Task goal. Using the listing below, give the number of lines where "Auswärtigen" appears, and nothing else.

Items.
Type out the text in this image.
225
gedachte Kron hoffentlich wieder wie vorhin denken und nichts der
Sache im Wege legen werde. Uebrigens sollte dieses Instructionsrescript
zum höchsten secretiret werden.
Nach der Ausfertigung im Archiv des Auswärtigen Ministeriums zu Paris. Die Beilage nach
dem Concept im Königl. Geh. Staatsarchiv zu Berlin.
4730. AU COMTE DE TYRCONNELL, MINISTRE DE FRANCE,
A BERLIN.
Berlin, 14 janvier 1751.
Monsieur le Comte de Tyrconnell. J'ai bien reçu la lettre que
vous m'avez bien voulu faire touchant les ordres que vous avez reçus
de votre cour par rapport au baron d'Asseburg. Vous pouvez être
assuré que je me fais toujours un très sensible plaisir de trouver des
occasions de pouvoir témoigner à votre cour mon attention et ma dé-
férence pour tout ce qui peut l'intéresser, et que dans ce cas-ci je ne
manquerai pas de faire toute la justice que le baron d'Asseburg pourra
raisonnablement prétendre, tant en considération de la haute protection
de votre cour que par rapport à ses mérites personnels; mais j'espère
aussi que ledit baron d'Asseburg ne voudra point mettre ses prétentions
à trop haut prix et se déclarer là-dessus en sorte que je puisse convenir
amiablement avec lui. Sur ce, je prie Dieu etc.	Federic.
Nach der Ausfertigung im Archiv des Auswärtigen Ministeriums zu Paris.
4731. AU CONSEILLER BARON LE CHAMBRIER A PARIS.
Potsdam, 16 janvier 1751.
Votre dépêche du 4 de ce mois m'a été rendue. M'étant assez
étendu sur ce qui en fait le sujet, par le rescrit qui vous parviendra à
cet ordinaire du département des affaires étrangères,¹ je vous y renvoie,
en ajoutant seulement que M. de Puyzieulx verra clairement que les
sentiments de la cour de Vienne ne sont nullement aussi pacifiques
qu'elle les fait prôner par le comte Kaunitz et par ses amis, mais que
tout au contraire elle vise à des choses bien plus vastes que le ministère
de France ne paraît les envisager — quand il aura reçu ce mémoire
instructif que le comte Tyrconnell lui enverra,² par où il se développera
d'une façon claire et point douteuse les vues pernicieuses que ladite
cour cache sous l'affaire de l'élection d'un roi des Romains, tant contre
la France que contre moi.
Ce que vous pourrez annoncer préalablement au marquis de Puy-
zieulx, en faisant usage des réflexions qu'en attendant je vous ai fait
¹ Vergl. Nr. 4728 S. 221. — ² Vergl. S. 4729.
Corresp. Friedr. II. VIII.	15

Correct response. 2